__What you need to do__
Quote the whole listing exactly. Leave the pictures out of your copy.

:: Available data ::

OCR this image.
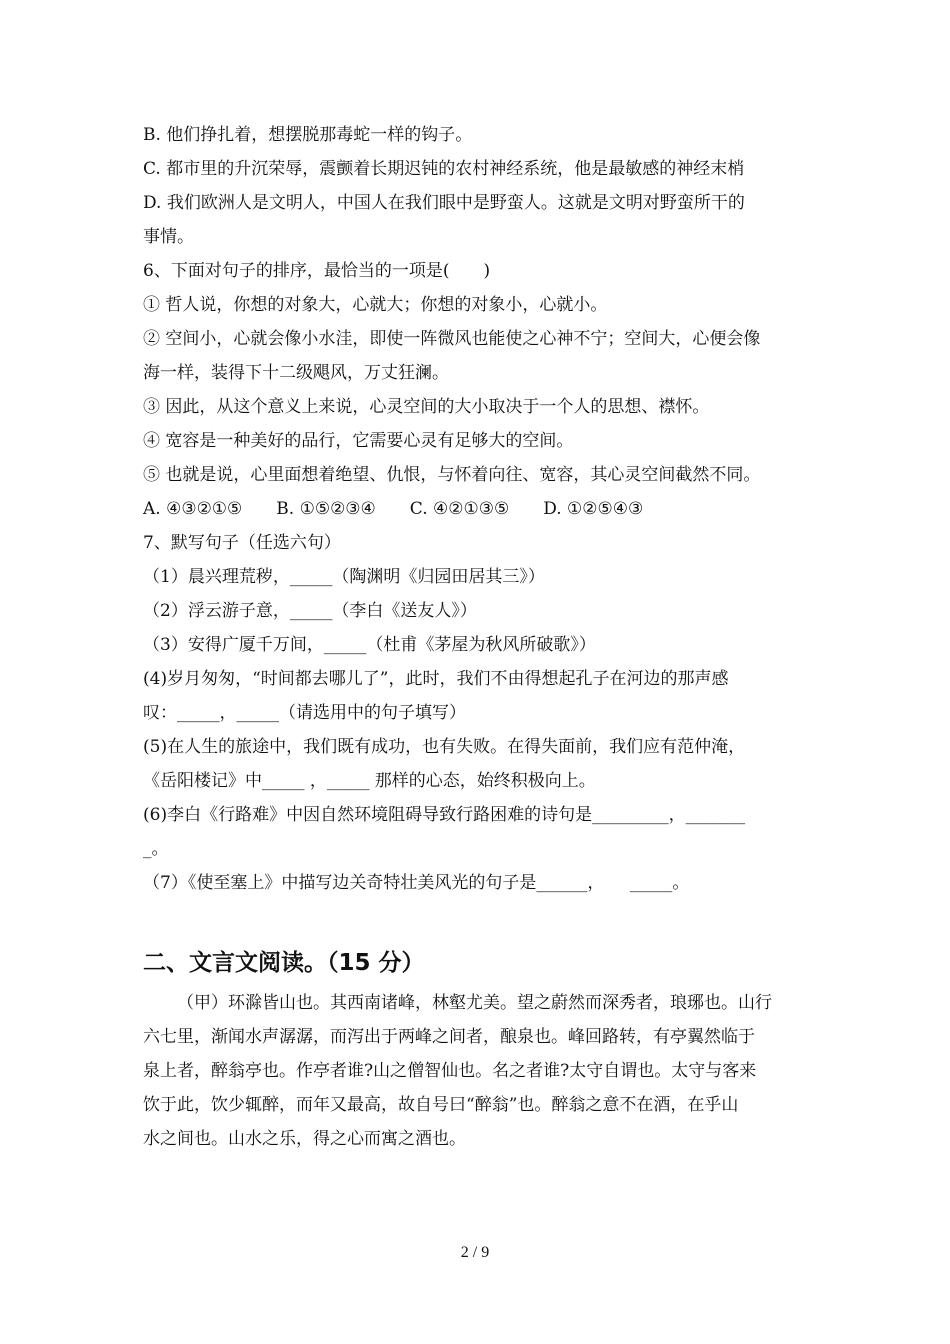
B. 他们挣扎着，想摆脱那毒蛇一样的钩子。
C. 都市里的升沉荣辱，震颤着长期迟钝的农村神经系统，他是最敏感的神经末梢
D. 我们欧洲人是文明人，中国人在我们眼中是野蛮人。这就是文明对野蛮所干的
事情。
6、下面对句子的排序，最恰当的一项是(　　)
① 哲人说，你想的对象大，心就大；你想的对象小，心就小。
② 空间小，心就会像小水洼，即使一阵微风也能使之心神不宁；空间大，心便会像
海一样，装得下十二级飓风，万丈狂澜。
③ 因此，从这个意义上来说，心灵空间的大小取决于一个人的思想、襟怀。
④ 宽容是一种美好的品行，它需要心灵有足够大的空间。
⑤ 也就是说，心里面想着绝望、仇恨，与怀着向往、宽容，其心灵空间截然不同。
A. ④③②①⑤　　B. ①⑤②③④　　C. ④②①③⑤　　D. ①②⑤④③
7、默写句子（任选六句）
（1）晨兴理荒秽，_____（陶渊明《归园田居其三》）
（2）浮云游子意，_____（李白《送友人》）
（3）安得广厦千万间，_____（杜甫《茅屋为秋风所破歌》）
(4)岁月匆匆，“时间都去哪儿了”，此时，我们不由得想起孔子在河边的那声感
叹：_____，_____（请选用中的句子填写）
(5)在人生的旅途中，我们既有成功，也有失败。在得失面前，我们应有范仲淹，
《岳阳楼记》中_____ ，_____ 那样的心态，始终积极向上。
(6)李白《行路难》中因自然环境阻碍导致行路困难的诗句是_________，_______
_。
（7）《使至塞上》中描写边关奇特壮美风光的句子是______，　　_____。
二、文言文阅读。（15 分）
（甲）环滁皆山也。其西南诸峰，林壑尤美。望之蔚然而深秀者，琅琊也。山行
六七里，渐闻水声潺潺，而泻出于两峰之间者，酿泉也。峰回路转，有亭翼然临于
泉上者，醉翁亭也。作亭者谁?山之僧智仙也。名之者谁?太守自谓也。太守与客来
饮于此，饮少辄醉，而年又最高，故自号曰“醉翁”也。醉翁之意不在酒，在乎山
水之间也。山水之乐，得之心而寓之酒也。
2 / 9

:::

__Response to the task__
OCR this image.
B. 他们挣扎着，想摆脱那毒蛇一样的钩子。
C. 都市里的升沉荣辱，震颤着长期迟钝的农村神经系统，他是最敏感的神经末梢
D. 我们欧洲人是文明人，中国人在我们眼中是野蛮人。这就是文明对野蛮所干的
事情。
6、下面对句子的排序，最恰当的一项是(　　)
① 哲人说，你想的对象大，心就大；你想的对象小，心就小。
② 空间小，心就会像小水洼，即使一阵微风也能使之心神不宁；空间大，心便会像
海一样，装得下十二级飓风，万丈狂澜。
③ 因此，从这个意义上来说，心灵空间的大小取决于一个人的思想、襟怀。
④ 宽容是一种美好的品行，它需要心灵有足够大的空间。
⑤ 也就是说，心里面想着绝望、仇恨，与怀着向往、宽容，其心灵空间截然不同。
A. ④③②①⑤　　B. ①⑤②③④　　C. ④②①③⑤　　D. ①②⑤④③
7、默写句子（任选六句）
（1）晨兴理荒秽，_____（陶渊明《归园田居其三》）
（2）浮云游子意，_____（李白《送友人》）
（3）安得广厦千万间，_____（杜甫《茅屋为秋风所破歌》）
(4)岁月匆匆，“时间都去哪儿了”，此时，我们不由得想起孔子在河边的那声感
叹：_____，_____（请选用中的句子填写）
(5)在人生的旅途中，我们既有成功，也有失败。在得失面前，我们应有范仲淹，
《岳阳楼记》中_____ ，_____ 那样的心态，始终积极向上。
(6)李白《行路难》中因自然环境阻碍导致行路困难的诗句是_________，_______
_。
（7）《使至塞上》中描写边关奇特壮美风光的句子是______，　　_____。
二、文言文阅读。（15 分）
（甲）环滁皆山也。其西南诸峰，林壑尤美。望之蔚然而深秀者，琅琊也。山行
六七里，渐闻水声潺潺，而泻出于两峰之间者，酿泉也。峰回路转，有亭翼然临于
泉上者，醉翁亭也。作亭者谁?山之僧智仙也。名之者谁?太守自谓也。太守与客来
饮于此，饮少辄醉，而年又最高，故自号曰“醉翁”也。醉翁之意不在酒，在乎山
水之间也。山水之乐，得之心而寓之酒也。
2 / 9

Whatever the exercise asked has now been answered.